### AVAILABLE DATA
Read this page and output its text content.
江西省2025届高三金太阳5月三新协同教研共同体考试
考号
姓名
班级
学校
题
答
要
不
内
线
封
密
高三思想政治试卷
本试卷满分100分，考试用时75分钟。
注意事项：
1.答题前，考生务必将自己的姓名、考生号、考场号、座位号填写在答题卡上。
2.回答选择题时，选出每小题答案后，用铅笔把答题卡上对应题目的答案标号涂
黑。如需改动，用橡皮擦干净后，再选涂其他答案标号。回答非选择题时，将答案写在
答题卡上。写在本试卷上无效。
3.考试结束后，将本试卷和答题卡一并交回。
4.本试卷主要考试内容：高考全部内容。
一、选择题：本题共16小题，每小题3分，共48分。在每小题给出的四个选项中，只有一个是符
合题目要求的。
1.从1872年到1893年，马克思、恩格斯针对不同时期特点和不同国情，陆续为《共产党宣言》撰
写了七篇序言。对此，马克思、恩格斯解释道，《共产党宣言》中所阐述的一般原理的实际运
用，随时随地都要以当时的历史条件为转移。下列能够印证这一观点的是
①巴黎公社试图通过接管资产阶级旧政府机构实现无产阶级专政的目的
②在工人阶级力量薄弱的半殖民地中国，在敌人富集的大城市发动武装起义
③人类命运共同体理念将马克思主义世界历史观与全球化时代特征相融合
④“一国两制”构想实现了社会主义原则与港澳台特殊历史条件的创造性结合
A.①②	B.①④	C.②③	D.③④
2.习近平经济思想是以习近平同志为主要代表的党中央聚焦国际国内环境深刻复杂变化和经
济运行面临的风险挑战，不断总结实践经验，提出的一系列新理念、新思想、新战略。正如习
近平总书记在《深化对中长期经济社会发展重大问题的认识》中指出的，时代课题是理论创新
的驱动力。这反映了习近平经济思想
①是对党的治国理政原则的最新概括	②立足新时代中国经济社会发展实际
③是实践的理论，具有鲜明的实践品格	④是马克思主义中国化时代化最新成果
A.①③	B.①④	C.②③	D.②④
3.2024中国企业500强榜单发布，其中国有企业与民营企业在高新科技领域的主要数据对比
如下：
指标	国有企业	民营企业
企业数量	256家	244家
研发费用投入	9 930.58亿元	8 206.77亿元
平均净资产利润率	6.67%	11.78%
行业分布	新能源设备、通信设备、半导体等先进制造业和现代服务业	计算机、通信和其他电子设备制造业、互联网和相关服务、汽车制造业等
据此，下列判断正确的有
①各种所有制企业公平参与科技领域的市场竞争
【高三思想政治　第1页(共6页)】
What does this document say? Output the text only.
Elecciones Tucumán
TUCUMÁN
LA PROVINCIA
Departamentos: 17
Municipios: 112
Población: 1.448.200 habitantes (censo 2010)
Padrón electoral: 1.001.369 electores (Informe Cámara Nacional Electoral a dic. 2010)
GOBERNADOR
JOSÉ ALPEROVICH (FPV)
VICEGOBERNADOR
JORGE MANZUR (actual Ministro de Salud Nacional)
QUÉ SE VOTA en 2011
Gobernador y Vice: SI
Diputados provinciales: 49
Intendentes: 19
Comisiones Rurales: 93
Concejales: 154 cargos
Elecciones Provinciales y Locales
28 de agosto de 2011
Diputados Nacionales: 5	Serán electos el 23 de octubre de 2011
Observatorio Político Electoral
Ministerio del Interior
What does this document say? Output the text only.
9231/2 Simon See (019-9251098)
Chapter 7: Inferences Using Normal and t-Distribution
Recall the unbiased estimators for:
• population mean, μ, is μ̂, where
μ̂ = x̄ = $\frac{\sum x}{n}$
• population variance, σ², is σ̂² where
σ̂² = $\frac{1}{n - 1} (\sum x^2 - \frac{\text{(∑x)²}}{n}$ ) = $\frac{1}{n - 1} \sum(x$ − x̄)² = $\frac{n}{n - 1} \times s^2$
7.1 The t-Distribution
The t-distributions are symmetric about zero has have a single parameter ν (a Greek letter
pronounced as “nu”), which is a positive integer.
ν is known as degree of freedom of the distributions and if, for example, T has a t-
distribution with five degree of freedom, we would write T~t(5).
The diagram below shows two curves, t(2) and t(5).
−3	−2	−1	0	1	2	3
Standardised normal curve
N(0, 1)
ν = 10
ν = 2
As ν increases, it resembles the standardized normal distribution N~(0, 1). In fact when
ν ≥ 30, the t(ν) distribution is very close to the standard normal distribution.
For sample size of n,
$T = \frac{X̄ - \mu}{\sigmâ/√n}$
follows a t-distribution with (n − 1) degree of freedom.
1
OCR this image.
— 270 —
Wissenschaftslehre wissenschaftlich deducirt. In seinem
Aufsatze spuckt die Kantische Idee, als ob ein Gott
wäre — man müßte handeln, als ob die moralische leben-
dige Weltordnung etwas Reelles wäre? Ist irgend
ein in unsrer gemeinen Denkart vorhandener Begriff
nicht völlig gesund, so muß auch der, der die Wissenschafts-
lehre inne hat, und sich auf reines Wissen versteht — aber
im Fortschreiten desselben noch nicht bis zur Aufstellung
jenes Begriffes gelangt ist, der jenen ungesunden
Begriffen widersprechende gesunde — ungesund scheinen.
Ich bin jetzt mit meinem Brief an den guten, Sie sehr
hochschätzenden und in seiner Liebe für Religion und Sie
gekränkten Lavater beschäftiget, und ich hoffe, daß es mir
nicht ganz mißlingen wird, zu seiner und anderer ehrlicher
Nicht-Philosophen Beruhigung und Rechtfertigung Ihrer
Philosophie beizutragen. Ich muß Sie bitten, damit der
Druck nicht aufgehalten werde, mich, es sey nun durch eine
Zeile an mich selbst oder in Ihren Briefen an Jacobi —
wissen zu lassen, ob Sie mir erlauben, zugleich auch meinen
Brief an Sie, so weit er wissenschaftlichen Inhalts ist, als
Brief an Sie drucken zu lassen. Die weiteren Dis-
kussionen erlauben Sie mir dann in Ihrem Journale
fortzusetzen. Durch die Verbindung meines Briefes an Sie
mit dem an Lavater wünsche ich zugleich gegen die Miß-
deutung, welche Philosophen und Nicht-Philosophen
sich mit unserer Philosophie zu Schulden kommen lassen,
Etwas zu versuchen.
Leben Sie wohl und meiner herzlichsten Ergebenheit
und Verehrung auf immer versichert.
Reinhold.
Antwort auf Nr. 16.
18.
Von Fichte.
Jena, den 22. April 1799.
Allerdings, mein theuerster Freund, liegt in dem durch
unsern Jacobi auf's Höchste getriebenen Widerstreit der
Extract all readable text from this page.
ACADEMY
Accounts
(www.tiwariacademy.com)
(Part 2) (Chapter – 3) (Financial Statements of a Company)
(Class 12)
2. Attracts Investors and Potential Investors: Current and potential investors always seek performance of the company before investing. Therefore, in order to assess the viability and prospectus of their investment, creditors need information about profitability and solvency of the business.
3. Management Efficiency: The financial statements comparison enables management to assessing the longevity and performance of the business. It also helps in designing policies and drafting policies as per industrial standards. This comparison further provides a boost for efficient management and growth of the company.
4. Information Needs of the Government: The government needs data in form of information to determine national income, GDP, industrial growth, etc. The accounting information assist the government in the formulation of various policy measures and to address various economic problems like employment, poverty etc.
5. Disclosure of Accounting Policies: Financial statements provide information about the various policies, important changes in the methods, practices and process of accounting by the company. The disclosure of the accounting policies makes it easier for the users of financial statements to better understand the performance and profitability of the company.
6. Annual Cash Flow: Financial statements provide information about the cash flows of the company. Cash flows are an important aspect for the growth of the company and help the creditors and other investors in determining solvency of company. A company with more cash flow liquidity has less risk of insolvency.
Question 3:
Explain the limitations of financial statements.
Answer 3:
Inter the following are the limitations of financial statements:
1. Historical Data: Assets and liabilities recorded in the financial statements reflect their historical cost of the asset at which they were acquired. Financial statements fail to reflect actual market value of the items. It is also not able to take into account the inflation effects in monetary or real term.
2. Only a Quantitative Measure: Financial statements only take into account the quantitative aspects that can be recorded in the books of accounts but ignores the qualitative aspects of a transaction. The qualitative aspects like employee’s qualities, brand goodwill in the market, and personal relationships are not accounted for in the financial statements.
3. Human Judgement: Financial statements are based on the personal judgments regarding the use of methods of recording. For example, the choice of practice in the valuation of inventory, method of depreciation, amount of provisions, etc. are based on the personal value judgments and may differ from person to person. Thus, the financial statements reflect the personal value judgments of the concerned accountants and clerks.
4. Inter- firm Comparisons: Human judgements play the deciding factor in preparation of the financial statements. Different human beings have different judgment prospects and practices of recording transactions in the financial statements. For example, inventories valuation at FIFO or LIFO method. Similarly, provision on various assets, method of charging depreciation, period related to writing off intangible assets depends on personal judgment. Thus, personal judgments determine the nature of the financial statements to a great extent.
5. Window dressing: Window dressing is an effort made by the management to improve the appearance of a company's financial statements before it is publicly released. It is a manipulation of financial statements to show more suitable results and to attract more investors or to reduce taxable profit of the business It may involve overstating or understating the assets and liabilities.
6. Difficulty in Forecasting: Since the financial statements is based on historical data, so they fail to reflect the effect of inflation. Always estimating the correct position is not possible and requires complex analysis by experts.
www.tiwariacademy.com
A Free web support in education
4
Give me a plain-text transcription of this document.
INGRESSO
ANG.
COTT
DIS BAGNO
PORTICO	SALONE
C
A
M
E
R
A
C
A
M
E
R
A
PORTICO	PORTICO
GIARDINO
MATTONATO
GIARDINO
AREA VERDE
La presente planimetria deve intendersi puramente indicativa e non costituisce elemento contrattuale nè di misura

### GOAL
Tally the lines of the listing in which the word "about" occurs, and state the total alone.

### TASK SOLUTION
4